(Collected data)
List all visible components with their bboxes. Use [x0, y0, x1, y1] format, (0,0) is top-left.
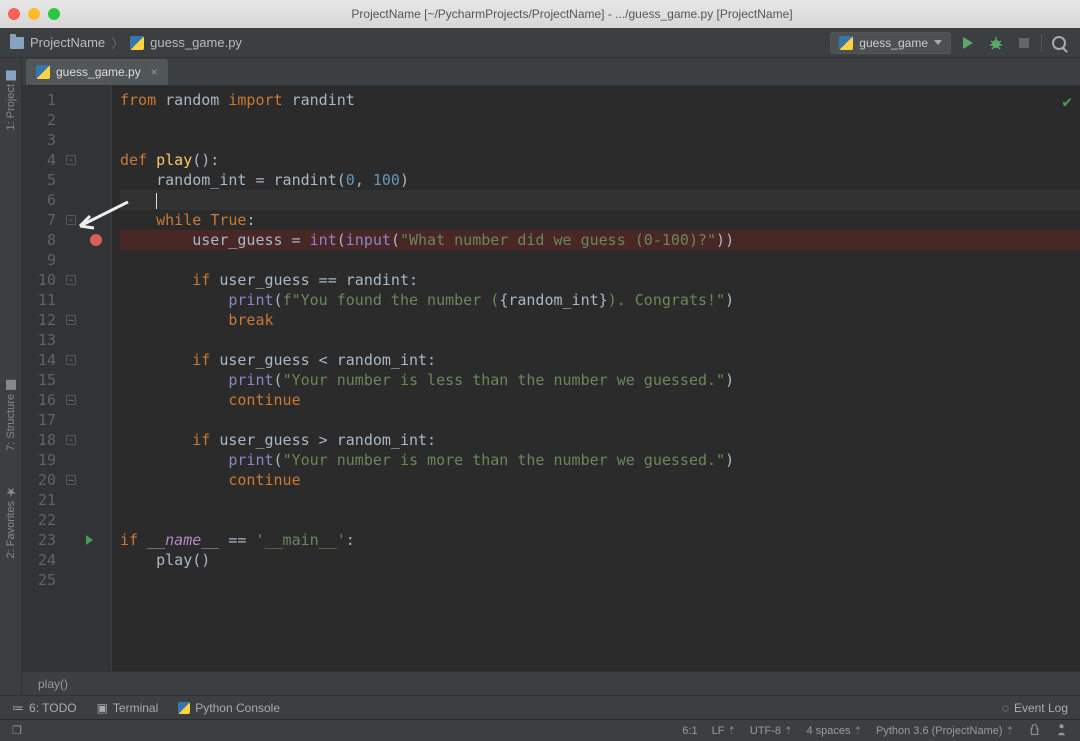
fold-toggle-icon[interactable]: –: [66, 315, 76, 325]
python-file-icon: [130, 36, 144, 50]
favorites-tool-tab[interactable]: 2: Favorites: [3, 479, 19, 566]
code-line[interactable]: [120, 130, 1080, 150]
zoom-window-button[interactable]: [48, 8, 60, 20]
code-line[interactable]: continue: [120, 470, 1080, 490]
window-title: ProjectName [~/PycharmProjects/ProjectNa…: [72, 7, 1072, 21]
breadcrumb-root: ProjectName: [30, 35, 105, 50]
event-log-tool-tab[interactable]: ◌Event Log: [1002, 701, 1068, 715]
code-line[interactable]: [120, 490, 1080, 510]
code-line[interactable]: from random import randint: [120, 90, 1080, 110]
code-line[interactable]: if user_guess < random_int:: [120, 350, 1080, 370]
code-line[interactable]: [120, 190, 1080, 210]
line-number-gutter[interactable]: 1234567891011121314151617181920212223242…: [22, 86, 62, 671]
run-config-name: guess_game: [859, 36, 928, 50]
bug-icon: [988, 35, 1004, 51]
star-icon: [6, 487, 16, 497]
bottom-tool-strip: ≔6: TODO ▣Terminal Python Console ◌Event…: [0, 695, 1080, 719]
status-encoding[interactable]: UTF-8 ⇡: [750, 725, 793, 737]
fold-toggle-icon[interactable]: -: [66, 355, 76, 365]
close-tab-icon[interactable]: ×: [151, 65, 158, 79]
status-indent[interactable]: 4 spaces ⇡: [807, 725, 862, 737]
status-bar: ❐ 6:1 LF ⇡ UTF-8 ⇡ 4 spaces ⇡ Python 3.6…: [0, 719, 1080, 741]
terminal-tool-tab[interactable]: ▣Terminal: [97, 701, 159, 715]
code-line[interactable]: [120, 570, 1080, 590]
play-icon: [963, 37, 973, 49]
terminal-icon: ▣: [97, 701, 108, 715]
gutter-markers[interactable]: - - - – - – - –: [62, 86, 112, 671]
editor-breadcrumbs[interactable]: play(): [22, 671, 1080, 695]
todo-tool-tab[interactable]: ≔6: TODO: [12, 701, 77, 715]
run-gutter-icon[interactable]: [86, 535, 93, 545]
project-tool-tab[interactable]: 1: Project: [3, 62, 19, 138]
status-line-separator[interactable]: LF ⇡: [712, 725, 736, 737]
search-everywhere-button[interactable]: [1048, 32, 1070, 54]
status-caret-pos[interactable]: 6:1: [682, 725, 697, 737]
close-window-button[interactable]: [8, 8, 20, 20]
run-button[interactable]: [957, 32, 979, 54]
code-line[interactable]: play(): [120, 550, 1080, 570]
breakpoint-marker[interactable]: [90, 234, 102, 246]
code-line[interactable]: [120, 250, 1080, 270]
stop-button[interactable]: [1013, 32, 1035, 54]
debug-button[interactable]: [985, 32, 1007, 54]
run-configuration-dropdown[interactable]: guess_game: [830, 32, 951, 54]
structure-tool-tab[interactable]: 7: Structure: [3, 372, 19, 459]
python-console-tool-tab[interactable]: Python Console: [178, 701, 280, 715]
window-traffic-lights: [8, 8, 60, 20]
code-line[interactable]: [120, 510, 1080, 530]
breadcrumb-file: guess_game.py: [150, 35, 242, 50]
code-line[interactable]: print(f"You found the number ({random_in…: [120, 290, 1080, 310]
code-line[interactable]: continue: [120, 390, 1080, 410]
fold-toggle-icon[interactable]: -: [66, 215, 76, 225]
python-file-icon: [839, 36, 853, 50]
bubble-icon: ◌: [1002, 701, 1009, 715]
code-line[interactable]: if __name__ == '__main__':: [120, 530, 1080, 550]
code-line[interactable]: [120, 410, 1080, 430]
fold-toggle-icon[interactable]: –: [66, 395, 76, 405]
left-tool-strip: 1: Project 7: Structure 2: Favorites: [0, 58, 22, 695]
code-line[interactable]: random_int = randint(0, 100): [120, 170, 1080, 190]
chevron-down-icon: [934, 40, 942, 45]
tool-windows-toggle-icon[interactable]: ❐: [12, 724, 22, 737]
search-icon: [1052, 36, 1066, 50]
list-icon: ≔: [12, 701, 24, 715]
folder-icon: [10, 37, 24, 49]
code-line[interactable]: print("Your number is less than the numb…: [120, 370, 1080, 390]
python-icon: [178, 702, 190, 714]
breadcrumb[interactable]: ProjectName 〉 guess_game.py: [10, 33, 242, 52]
navigation-bar: ProjectName 〉 guess_game.py guess_game: [0, 28, 1080, 58]
code-editor[interactable]: 1234567891011121314151617181920212223242…: [22, 86, 1080, 671]
code-line[interactable]: def play():: [120, 150, 1080, 170]
code-line[interactable]: [120, 110, 1080, 130]
code-line[interactable]: user_guess = int(input("What number did …: [120, 230, 1080, 250]
code-content[interactable]: ✔ from random import randintdef play(): …: [112, 86, 1080, 671]
code-line[interactable]: break: [120, 310, 1080, 330]
fold-toggle-icon[interactable]: –: [66, 475, 76, 485]
structure-icon: [6, 380, 16, 390]
code-line[interactable]: [120, 330, 1080, 350]
folder-icon: [6, 70, 16, 80]
code-line[interactable]: print("Your number is more than the numb…: [120, 450, 1080, 470]
inspector-icon[interactable]: [1055, 723, 1068, 739]
titlebar: ProjectName [~/PycharmProjects/ProjectNa…: [0, 0, 1080, 28]
status-sdk[interactable]: Python 3.6 (ProjectName) ⇡: [876, 725, 1014, 737]
editor-tabs: guess_game.py ×: [22, 58, 1080, 86]
breadcrumb-separator: 〉: [111, 33, 124, 52]
minimize-window-button[interactable]: [28, 8, 40, 20]
stop-icon: [1019, 38, 1029, 48]
crumb-function: play(): [38, 677, 68, 691]
editor-area: guess_game.py × 123456789101112131415161…: [22, 58, 1080, 695]
fold-toggle-icon[interactable]: -: [66, 155, 76, 165]
code-line[interactable]: while True:: [120, 210, 1080, 230]
readonly-lock-icon[interactable]: [1028, 723, 1041, 739]
python-file-icon: [36, 65, 50, 79]
fold-toggle-icon[interactable]: -: [66, 435, 76, 445]
editor-tab-active[interactable]: guess_game.py ×: [26, 59, 168, 85]
code-line[interactable]: if user_guess == randint:: [120, 270, 1080, 290]
fold-toggle-icon[interactable]: -: [66, 275, 76, 285]
tab-label: guess_game.py: [56, 65, 141, 79]
code-line[interactable]: if user_guess > random_int:: [120, 430, 1080, 450]
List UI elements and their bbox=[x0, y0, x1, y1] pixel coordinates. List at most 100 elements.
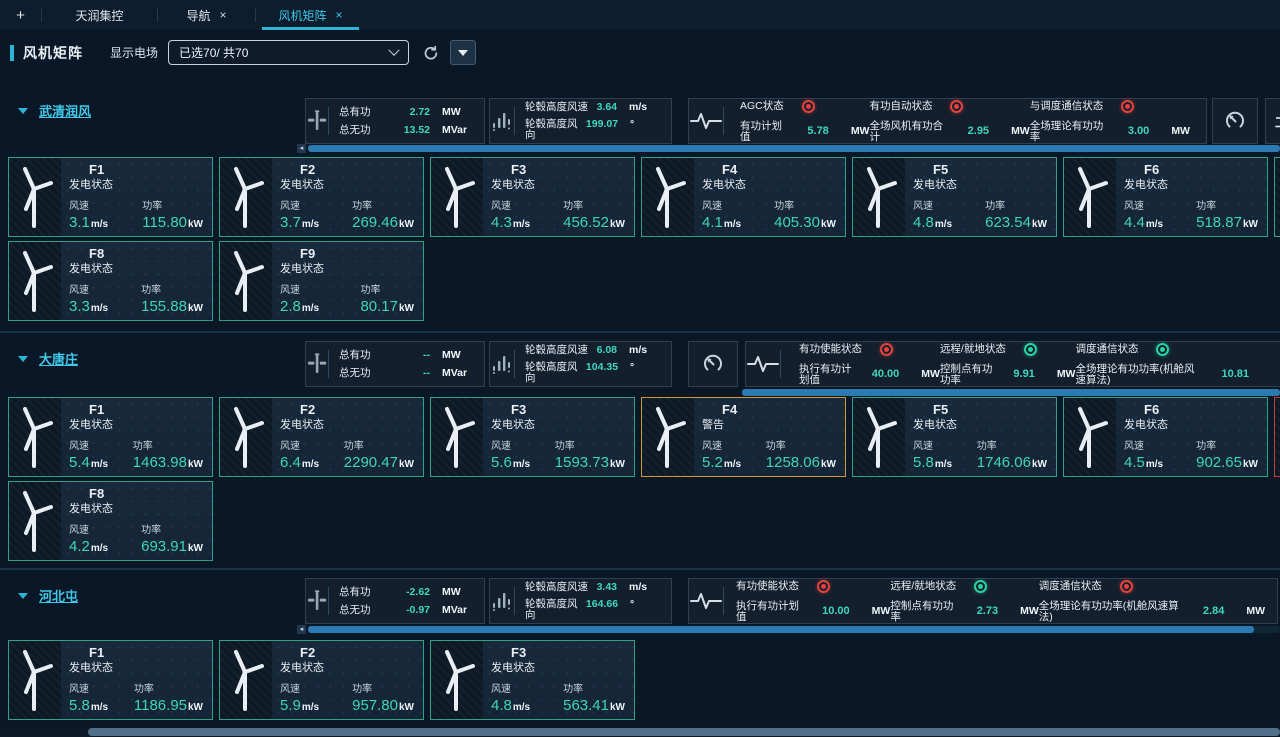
farm-name-link[interactable]: 武清润风 bbox=[39, 101, 91, 120]
turbine-card[interactable]: F5发电状态风速5.8m/s功率1746.06kW bbox=[852, 397, 1057, 477]
turbine-icon-panel bbox=[431, 398, 483, 476]
scrollbar-track[interactable] bbox=[308, 145, 1280, 152]
status-group: 有功使能状态执行有功计划值40.00MW bbox=[799, 343, 940, 385]
gauge-summary-box[interactable] bbox=[688, 341, 738, 387]
metric-label: 功率 bbox=[977, 442, 1047, 452]
section-horizontal-scrollbar[interactable]: ◂ bbox=[297, 144, 1280, 153]
partial-box-label: 工 bbox=[1275, 112, 1280, 131]
turbine-card[interactable]: F1发电状态风速3.1m/s功率115.80kW bbox=[8, 157, 213, 237]
status-group: AGC状态有功计划值5.78MW bbox=[740, 100, 869, 142]
status-row: 有功自动状态 bbox=[869, 100, 1029, 113]
turbine-icon-panel bbox=[9, 641, 61, 719]
power-metric: 功率2290.47kW bbox=[344, 442, 414, 470]
turbine-metrics: 风速4.8m/s功率623.54kW bbox=[913, 202, 1047, 230]
summary-label: 轮毂高度风速 bbox=[525, 102, 588, 113]
metric-value: 4.4 bbox=[1124, 215, 1145, 230]
scrollbar-left-arrow[interactable]: ◂ bbox=[297, 144, 306, 153]
turbine-icon-panel bbox=[220, 398, 272, 476]
turbine-card[interactable]: F1发电状态风速5.8m/s功率1186.95kW bbox=[8, 640, 213, 720]
farm-name-link[interactable]: 大唐庄 bbox=[39, 349, 78, 368]
status-row: 调度通信状态 bbox=[1039, 580, 1265, 593]
collapse-arrow-icon[interactable] bbox=[18, 356, 28, 362]
gauge-icon bbox=[701, 352, 725, 376]
tab-navigation[interactable]: 导航 × bbox=[158, 0, 255, 30]
turbine-card[interactable]: F1发电状态风速5.4m/s功率1463.98kW bbox=[8, 397, 213, 477]
status-label: 调度通信状态 bbox=[1039, 581, 1102, 592]
status-label: 与调度通信状态 bbox=[1030, 101, 1104, 112]
status-label: 有功使能状态 bbox=[736, 581, 799, 592]
summary-unit: m/s bbox=[629, 582, 661, 593]
turbine-icon-panel bbox=[220, 242, 272, 320]
gauge-summary-box[interactable] bbox=[1212, 98, 1258, 144]
turbine-metrics: 风速4.1m/s功率405.30kW bbox=[702, 202, 836, 230]
collapse-arrow-icon[interactable] bbox=[18, 593, 28, 599]
metric-unit: m/s bbox=[302, 220, 319, 230]
status-value: 9.91 bbox=[1013, 369, 1034, 380]
turbine-summary-icon bbox=[306, 590, 328, 612]
scrollbar-left-arrow[interactable]: ◂ bbox=[297, 625, 306, 634]
summary-unit: MVar bbox=[442, 368, 474, 379]
turbine-card[interactable]: F5发电状态风速4.8m/s功率623.54kW bbox=[852, 157, 1057, 237]
metric-unit: m/s bbox=[1146, 460, 1163, 470]
metric-value: 405.30 bbox=[774, 215, 820, 230]
summary-value: -0.97 bbox=[406, 605, 430, 616]
tab-tianrun-jikong[interactable]: 天润集控 bbox=[42, 0, 157, 30]
turbine-status: 发电状态 bbox=[913, 418, 1047, 432]
tab-close-icon[interactable]: × bbox=[220, 8, 227, 22]
collapse-arrow-icon[interactable] bbox=[18, 108, 28, 114]
summary-label: 总有功 bbox=[339, 107, 371, 118]
turbine-card[interactable]: F6发电状态风速4.4m/s功率518.87kW bbox=[1063, 157, 1268, 237]
status-unit: MW bbox=[1246, 606, 1265, 617]
tab-wind-matrix[interactable]: 风机矩阵 × bbox=[256, 0, 365, 30]
turbine-card[interactable]: F2发电状态风速5.9m/s功率957.80kW bbox=[219, 640, 424, 720]
turbine-card[interactable]: 风速功率 bbox=[1274, 397, 1280, 477]
farm-power-summary-box: 总有功2.72MW总无功13.52MVar bbox=[305, 98, 485, 144]
scrollbar-thumb[interactable] bbox=[308, 145, 1280, 152]
power-metric: 功率902.65kW bbox=[1196, 442, 1258, 470]
turbine-icon-panel bbox=[642, 158, 694, 236]
metric-value-row: 1593.73kW bbox=[555, 455, 625, 470]
wind-bars-icon bbox=[490, 590, 514, 612]
turbine-card[interactable]: F8发电状态风速3.3m/s功率155.88kW bbox=[8, 241, 213, 321]
scrollbar-thumb[interactable] bbox=[742, 389, 1280, 396]
refresh-button[interactable] bbox=[423, 45, 439, 61]
status-value: 2.84 bbox=[1203, 606, 1224, 617]
turbine-card[interactable]: F2发电状态风速6.4m/s功率2290.47kW bbox=[219, 397, 424, 477]
tab-close-icon[interactable]: × bbox=[336, 8, 343, 22]
turbine-card[interactable]: F8发电状态风速4.2m/s功率693.91kW bbox=[8, 481, 213, 561]
expand-options-button[interactable] bbox=[450, 40, 476, 65]
tab-label: 导航 bbox=[186, 7, 210, 24]
status-row: AGC状态 bbox=[740, 100, 869, 113]
farm-filter-select[interactable]: 已选70/ 共70 bbox=[168, 40, 409, 65]
status-indicator-red-icon bbox=[1120, 580, 1133, 593]
turbine-card-body: F5发电状态风速4.8m/s功率623.54kW bbox=[905, 158, 1056, 236]
turbine-card[interactable]: F2发电状态风速3.7m/s功率269.46kW bbox=[219, 157, 424, 237]
turbine-card[interactable]: F3发电状态风速4.3m/s功率456.52kW bbox=[430, 157, 635, 237]
turbine-card[interactable]: F6发电状态风速4.5m/s功率902.65kW bbox=[1063, 397, 1268, 477]
turbine-id: F5 bbox=[933, 402, 1047, 418]
section-horizontal-scrollbar[interactable]: ◂ bbox=[297, 625, 1280, 634]
summary-unit: MVar bbox=[442, 605, 474, 616]
scrollbar-thumb[interactable] bbox=[308, 626, 1254, 633]
turbine-id: F2 bbox=[300, 645, 414, 661]
turbine-card[interactable]: F9发电状态风速2.8m/s功率80.17kW bbox=[219, 241, 424, 321]
section-horizontal-scrollbar[interactable] bbox=[742, 388, 1280, 397]
turbine-card[interactable]: F4发电状态风速4.1m/s功率405.30kW bbox=[641, 157, 846, 237]
farm-name-link[interactable]: 河北屯 bbox=[39, 586, 78, 605]
page-horizontal-scrollbar[interactable] bbox=[0, 727, 1280, 737]
wind-turbine-icon bbox=[439, 649, 475, 711]
turbine-card[interactable]: F4警告风速5.2m/s功率1258.06kW bbox=[641, 397, 846, 477]
wind-turbine-icon bbox=[17, 166, 53, 228]
turbine-icon-panel bbox=[1275, 398, 1280, 476]
turbine-card-body: F5发电状态风速5.8m/s功率1746.06kW bbox=[905, 398, 1056, 476]
scrollbar-track[interactable] bbox=[742, 389, 1280, 396]
scrollbar-thumb[interactable] bbox=[88, 728, 1280, 736]
status-value: 2.95 bbox=[968, 126, 989, 137]
scrollbar-track[interactable] bbox=[308, 626, 1280, 633]
turbine-card[interactable]: F3发电状态风速4.8m/s功率563.41kW bbox=[430, 640, 635, 720]
turbine-card[interactable]: 风速功率 bbox=[1274, 157, 1280, 237]
turbine-id: F3 bbox=[511, 402, 625, 418]
turbine-card-body: F4警告风速5.2m/s功率1258.06kW bbox=[694, 398, 845, 476]
new-tab-button[interactable]: + bbox=[0, 0, 41, 30]
turbine-card[interactable]: F3发电状态风速5.6m/s功率1593.73kW bbox=[430, 397, 635, 477]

* Written request
Repeat every line of the records, from the line containing "fold-toggle-icon[interactable]: –: [66, 315, 76, 325]" down to the line containing "project-tool-tab[interactable]: 1: Project: [3, 62, 19, 138]", including both of those lines.

* Solution
fold-toggle-icon[interactable]: –: [66, 315, 76, 325]
python-file-icon: [130, 36, 144, 50]
favorites-tool-tab[interactable]: 2: Favorites: [3, 479, 19, 566]
code-line[interactable]: [120, 130, 1080, 150]
zoom-window-button[interactable]: [48, 8, 60, 20]
code-line[interactable]: continue: [120, 470, 1080, 490]
window-title: ProjectName [~/PycharmProjects/ProjectNa…: [72, 7, 1072, 21]
breadcrumb-root: ProjectName: [30, 35, 105, 50]
event-log-tool-tab[interactable]: ◌Event Log: [1002, 701, 1068, 715]
code-line[interactable]: [120, 490, 1080, 510]
code-line[interactable]: from random import randint: [120, 90, 1080, 110]
code-line[interactable]: if user_guess < random_int:: [120, 350, 1080, 370]
code-line[interactable]: [120, 190, 1080, 210]
line-number-gutter[interactable]: 1234567891011121314151617181920212223242…: [22, 86, 62, 671]
run-config-name: guess_game: [859, 36, 928, 50]
bug-icon: [988, 35, 1004, 51]
star-icon: [6, 487, 16, 497]
bottom-tool-strip: ≔6: TODO ▣Terminal Python Console ◌Event…: [0, 695, 1080, 719]
status-encoding[interactable]: UTF-8 ⇡: [750, 725, 793, 737]
fold-toggle-icon[interactable]: -: [66, 355, 76, 365]
close-tab-icon[interactable]: ×: [151, 65, 158, 79]
status-indent[interactable]: 4 spaces ⇡: [807, 725, 862, 737]
status-bar: ❐ 6:1 LF ⇡ UTF-8 ⇡ 4 spaces ⇡ Python 3.6…: [0, 719, 1080, 741]
terminal-tool-tab[interactable]: ▣Terminal: [97, 701, 159, 715]
code-line[interactable]: [120, 570, 1080, 590]
play-icon: [963, 37, 973, 49]
terminal-icon: ▣: [97, 701, 108, 715]
gutter-markers[interactable]: - - - – - – - –: [62, 86, 112, 671]
editor-breadcrumbs[interactable]: play(): [22, 671, 1080, 695]
todo-tool-tab[interactable]: ≔6: TODO: [12, 701, 77, 715]
run-gutter-icon[interactable]: [86, 535, 93, 545]
project-tool-tab[interactable]: 1: Project: [3, 62, 19, 138]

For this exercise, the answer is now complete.